(begin)

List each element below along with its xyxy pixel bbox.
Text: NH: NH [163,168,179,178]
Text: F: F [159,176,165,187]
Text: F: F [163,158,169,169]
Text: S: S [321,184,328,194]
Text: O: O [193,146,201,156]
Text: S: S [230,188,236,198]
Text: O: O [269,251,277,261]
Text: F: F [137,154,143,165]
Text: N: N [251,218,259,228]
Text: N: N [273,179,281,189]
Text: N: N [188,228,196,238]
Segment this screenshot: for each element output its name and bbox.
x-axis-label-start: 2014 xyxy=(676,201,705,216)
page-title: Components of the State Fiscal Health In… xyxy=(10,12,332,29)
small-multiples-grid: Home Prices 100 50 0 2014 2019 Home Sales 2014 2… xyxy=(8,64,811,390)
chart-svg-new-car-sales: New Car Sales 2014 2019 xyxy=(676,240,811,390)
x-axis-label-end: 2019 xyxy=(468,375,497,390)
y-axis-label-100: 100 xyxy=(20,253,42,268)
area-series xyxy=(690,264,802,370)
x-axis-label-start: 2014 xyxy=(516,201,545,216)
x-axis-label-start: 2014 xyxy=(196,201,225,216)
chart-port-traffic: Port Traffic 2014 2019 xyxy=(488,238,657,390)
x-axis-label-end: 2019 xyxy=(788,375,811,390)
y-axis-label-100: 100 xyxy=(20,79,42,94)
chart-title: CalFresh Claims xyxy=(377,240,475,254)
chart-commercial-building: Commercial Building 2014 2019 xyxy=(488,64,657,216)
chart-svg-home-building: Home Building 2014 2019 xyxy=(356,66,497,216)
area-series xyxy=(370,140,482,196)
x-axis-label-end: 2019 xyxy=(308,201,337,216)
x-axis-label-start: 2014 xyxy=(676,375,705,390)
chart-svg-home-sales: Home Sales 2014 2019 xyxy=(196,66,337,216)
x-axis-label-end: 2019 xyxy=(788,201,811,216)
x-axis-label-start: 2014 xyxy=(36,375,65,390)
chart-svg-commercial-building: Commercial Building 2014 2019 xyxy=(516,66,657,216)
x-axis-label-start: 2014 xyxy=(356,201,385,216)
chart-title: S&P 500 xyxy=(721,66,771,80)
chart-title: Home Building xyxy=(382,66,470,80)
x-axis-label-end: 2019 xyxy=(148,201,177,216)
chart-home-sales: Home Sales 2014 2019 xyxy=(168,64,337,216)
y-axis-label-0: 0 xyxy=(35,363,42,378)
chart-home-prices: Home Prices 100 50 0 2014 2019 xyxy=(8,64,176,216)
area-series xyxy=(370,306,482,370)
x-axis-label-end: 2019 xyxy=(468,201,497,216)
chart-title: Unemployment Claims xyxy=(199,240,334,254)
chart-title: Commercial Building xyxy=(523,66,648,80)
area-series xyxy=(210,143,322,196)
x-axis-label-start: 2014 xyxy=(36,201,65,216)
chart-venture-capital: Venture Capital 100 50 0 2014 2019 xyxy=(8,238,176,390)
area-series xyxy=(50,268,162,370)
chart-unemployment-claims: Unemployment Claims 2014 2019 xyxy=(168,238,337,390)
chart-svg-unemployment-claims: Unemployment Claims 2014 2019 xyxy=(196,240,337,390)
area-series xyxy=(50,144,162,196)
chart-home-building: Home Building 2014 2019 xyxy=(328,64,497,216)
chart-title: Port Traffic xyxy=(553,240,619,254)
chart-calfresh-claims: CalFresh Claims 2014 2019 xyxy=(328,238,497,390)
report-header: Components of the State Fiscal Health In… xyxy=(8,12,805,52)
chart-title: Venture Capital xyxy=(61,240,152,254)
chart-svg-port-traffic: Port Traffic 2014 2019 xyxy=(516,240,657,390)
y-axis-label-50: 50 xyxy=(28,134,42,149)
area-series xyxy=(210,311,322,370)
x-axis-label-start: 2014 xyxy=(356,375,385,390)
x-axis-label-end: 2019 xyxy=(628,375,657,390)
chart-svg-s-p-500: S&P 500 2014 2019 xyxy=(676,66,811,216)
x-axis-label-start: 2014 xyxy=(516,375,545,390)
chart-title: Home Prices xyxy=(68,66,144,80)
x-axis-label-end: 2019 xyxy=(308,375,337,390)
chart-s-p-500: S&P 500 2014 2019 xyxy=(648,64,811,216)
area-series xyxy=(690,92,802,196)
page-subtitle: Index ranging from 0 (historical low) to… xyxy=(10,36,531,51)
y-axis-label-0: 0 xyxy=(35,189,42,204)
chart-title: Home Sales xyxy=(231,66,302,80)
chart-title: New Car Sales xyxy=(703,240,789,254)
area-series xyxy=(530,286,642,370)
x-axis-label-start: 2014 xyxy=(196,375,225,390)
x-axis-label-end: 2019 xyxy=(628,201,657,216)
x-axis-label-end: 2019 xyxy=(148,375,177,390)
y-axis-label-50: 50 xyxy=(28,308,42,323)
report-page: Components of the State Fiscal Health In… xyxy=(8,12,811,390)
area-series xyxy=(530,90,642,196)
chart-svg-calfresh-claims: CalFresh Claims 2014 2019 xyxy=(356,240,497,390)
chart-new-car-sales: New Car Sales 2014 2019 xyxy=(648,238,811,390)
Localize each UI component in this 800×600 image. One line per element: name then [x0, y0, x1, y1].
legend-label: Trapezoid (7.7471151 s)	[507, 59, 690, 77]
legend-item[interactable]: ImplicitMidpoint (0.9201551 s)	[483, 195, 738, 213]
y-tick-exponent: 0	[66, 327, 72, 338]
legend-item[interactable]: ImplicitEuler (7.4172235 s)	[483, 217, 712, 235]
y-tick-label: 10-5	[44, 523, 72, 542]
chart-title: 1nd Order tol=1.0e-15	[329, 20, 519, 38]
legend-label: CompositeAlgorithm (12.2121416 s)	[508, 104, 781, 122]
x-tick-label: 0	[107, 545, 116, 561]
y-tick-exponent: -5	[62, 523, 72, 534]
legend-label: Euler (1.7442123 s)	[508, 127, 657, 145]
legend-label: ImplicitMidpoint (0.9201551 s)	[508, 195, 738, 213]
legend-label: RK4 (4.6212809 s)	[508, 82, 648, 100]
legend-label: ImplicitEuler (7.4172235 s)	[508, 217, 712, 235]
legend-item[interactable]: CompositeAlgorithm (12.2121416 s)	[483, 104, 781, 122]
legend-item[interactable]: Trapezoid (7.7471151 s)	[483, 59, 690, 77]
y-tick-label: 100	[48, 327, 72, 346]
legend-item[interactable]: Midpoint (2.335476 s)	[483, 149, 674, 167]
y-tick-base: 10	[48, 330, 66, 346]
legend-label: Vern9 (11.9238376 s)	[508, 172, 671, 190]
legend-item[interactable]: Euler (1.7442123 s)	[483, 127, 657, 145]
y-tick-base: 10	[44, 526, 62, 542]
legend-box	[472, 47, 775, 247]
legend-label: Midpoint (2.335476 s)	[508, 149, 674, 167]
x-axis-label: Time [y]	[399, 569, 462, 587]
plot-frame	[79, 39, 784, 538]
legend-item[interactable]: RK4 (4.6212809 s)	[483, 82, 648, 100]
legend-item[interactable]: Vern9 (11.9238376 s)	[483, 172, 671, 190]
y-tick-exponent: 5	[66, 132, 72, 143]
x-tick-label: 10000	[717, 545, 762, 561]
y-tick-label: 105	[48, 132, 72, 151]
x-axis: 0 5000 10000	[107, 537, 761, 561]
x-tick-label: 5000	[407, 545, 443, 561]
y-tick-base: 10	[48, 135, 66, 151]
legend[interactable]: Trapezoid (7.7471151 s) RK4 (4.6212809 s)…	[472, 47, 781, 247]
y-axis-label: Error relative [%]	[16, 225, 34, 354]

(end)

-- Exercise goal --
Tally the lines of the entries that contain the string "CalFresh", with case counting, and give only the number.

-- Task solution --
3